### Written request:
Copy every line of the data that contains the string "write".

### Data section:
***

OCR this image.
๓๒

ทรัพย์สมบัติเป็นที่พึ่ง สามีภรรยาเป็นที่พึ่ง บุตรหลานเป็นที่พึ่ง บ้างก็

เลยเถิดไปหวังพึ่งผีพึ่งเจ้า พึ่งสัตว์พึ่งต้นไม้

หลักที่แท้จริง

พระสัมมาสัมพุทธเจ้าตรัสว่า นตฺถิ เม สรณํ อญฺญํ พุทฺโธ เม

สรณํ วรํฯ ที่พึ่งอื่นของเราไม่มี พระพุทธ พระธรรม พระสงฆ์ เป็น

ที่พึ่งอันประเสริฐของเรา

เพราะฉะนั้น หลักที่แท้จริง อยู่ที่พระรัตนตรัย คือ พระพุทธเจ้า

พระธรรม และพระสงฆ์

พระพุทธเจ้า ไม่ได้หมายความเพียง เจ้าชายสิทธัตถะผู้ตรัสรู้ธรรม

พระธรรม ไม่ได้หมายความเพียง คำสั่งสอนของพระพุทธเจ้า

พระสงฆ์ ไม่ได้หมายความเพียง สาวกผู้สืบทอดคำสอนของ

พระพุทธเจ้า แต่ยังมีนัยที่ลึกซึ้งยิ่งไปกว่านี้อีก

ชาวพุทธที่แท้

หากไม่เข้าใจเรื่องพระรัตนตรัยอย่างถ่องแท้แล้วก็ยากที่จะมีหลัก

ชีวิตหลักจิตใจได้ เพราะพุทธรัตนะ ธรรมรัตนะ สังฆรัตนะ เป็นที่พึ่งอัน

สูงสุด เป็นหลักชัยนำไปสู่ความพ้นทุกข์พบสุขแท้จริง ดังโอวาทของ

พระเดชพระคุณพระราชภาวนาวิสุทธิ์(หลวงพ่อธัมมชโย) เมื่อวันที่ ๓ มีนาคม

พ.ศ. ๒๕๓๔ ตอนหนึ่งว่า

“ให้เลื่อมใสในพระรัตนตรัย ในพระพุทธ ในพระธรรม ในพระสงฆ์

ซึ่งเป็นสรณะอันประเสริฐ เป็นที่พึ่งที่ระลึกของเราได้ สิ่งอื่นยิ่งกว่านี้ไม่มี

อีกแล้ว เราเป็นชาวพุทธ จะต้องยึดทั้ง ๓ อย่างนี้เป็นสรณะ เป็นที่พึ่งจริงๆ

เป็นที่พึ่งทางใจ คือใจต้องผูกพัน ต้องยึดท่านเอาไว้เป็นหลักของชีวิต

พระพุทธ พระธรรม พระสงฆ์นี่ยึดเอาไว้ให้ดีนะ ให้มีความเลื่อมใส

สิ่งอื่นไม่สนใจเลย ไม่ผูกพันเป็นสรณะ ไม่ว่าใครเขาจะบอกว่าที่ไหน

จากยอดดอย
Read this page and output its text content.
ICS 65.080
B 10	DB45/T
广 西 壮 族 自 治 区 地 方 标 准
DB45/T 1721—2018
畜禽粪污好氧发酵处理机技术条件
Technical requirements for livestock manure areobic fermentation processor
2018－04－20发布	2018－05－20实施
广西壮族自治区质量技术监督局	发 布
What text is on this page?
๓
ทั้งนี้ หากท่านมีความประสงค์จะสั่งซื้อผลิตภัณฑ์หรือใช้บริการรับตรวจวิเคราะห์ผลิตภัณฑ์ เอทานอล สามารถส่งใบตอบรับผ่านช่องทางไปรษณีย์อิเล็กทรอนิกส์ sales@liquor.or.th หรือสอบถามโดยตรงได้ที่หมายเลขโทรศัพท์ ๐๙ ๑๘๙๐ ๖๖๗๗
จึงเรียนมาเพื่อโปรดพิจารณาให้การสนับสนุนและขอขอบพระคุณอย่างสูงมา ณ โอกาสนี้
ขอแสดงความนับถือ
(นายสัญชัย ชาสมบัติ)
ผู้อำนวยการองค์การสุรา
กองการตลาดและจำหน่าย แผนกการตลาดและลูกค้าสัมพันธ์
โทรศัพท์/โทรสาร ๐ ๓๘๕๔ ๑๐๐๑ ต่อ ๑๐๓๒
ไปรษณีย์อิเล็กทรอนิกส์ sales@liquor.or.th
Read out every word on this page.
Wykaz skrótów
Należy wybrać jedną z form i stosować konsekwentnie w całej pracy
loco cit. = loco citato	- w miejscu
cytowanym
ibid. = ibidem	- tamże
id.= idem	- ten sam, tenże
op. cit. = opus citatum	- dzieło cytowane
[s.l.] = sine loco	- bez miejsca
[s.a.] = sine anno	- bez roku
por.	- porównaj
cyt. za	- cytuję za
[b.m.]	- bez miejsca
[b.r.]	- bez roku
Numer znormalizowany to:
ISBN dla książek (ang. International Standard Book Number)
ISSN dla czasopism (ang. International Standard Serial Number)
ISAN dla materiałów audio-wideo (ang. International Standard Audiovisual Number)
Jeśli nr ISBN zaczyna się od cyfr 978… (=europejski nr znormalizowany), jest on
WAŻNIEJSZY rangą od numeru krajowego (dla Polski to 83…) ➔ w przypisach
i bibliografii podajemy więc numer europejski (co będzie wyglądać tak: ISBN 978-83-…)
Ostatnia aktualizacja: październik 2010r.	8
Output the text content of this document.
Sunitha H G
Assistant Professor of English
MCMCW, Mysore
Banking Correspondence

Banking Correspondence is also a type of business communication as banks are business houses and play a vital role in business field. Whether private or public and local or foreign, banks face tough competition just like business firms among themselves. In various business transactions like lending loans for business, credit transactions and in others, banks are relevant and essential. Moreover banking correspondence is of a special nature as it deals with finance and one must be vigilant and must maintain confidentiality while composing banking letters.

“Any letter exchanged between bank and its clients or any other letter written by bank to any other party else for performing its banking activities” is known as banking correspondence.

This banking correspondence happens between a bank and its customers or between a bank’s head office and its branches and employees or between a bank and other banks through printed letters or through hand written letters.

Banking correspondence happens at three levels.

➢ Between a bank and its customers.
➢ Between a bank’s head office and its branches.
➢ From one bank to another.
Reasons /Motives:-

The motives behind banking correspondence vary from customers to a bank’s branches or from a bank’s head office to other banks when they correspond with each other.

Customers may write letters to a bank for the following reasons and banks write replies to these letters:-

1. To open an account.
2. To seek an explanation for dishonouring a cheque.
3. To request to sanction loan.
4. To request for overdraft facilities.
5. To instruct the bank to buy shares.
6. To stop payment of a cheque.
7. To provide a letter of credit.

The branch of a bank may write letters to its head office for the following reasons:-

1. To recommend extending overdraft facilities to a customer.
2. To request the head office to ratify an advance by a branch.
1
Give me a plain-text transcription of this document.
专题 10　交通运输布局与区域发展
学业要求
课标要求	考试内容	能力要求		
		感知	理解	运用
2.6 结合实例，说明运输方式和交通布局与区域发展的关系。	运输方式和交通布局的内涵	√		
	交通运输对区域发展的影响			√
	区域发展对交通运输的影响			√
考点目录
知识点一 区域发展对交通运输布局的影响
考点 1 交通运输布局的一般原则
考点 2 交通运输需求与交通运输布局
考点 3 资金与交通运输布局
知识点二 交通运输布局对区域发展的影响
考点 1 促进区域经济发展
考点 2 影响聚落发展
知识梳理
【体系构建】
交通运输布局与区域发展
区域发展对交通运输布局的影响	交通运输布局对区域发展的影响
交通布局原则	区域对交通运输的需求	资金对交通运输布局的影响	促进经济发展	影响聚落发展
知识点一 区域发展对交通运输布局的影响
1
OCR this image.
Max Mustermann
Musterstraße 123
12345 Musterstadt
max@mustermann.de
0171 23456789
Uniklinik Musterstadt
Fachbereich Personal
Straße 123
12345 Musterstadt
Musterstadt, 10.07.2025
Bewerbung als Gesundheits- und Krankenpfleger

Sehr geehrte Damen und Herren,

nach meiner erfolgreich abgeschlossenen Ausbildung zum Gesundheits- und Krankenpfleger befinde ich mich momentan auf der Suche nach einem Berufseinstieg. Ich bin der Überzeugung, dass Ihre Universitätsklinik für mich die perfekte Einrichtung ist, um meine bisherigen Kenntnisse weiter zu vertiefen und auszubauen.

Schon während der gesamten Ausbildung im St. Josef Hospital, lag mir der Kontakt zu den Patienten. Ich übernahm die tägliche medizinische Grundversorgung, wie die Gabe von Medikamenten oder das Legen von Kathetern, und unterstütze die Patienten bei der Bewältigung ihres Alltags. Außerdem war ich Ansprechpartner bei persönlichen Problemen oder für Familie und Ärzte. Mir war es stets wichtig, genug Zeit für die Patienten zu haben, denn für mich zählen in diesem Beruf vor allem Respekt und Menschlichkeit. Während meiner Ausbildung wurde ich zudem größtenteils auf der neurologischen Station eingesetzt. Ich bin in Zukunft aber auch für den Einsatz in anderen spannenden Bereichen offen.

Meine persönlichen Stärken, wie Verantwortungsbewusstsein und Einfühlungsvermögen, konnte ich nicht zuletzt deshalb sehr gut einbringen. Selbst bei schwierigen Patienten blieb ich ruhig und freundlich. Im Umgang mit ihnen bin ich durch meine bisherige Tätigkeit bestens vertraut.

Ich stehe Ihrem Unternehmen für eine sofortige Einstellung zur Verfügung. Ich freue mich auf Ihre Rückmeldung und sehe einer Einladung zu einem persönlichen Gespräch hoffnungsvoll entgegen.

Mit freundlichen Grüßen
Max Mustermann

***

### Exercise output:
Customers may write letters to a bank for the following reasons and banks write replies to these letters:-
The branch of a bank may write letters to its head office for the following reasons:-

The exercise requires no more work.